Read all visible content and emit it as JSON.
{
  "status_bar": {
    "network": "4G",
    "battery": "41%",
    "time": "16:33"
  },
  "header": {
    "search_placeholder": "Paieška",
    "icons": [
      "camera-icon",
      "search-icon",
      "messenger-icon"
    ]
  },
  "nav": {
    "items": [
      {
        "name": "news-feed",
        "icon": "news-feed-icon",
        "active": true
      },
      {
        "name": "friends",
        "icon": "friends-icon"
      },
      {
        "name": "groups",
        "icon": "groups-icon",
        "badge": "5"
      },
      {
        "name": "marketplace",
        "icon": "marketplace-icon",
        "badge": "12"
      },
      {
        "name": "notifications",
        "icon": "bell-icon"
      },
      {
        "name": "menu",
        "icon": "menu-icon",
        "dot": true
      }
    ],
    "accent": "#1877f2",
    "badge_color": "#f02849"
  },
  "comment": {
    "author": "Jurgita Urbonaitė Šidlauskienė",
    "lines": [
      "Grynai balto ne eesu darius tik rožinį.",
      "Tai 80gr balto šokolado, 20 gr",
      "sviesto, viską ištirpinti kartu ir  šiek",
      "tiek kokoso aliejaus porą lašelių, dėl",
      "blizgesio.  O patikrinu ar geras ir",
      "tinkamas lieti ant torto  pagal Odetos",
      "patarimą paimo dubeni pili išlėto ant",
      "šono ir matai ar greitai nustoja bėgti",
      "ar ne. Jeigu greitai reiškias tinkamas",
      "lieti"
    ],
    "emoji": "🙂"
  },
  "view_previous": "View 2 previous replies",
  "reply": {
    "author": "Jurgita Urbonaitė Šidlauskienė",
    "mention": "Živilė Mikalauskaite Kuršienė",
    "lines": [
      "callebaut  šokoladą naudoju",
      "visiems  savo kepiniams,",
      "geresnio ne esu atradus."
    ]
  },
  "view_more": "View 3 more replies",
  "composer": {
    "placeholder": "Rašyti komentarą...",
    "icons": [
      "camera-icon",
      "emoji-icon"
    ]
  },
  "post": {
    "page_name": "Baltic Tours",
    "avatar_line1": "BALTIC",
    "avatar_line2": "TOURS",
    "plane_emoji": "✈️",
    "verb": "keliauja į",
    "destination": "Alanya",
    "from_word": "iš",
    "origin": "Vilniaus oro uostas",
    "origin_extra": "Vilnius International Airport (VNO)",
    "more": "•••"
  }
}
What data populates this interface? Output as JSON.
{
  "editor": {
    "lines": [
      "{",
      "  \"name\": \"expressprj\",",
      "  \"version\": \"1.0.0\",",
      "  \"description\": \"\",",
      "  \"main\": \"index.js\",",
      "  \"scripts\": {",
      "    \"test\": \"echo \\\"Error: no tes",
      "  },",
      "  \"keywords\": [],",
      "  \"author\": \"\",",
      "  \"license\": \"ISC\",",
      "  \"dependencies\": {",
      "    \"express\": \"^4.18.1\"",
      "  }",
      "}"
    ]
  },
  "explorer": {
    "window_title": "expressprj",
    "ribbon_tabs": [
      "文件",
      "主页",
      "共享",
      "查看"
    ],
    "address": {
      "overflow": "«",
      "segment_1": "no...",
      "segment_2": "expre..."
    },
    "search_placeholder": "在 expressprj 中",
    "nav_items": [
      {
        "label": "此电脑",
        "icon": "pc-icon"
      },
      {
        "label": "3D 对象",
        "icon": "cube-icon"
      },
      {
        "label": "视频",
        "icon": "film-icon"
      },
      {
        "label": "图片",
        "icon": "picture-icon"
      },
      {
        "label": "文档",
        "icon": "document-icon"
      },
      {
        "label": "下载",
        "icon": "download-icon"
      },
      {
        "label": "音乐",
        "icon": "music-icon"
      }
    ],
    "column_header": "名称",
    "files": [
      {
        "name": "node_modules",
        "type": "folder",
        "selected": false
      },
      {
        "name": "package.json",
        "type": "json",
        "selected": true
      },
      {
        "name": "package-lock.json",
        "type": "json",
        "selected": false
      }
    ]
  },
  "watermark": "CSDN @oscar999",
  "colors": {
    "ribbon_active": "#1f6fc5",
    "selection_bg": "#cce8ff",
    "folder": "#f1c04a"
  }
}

══════════════════════════════

▶ STATED EXERCISE
Track down all lines above with the string "label" and copy them.

▶ OUTPUT FOR THIS TASK
        "label": "此电脑",
        "label": "3D 对象",
        "label": "视频",
        "label": "图片",
        "label": "文档",
        "label": "下载",
        "label": "音乐",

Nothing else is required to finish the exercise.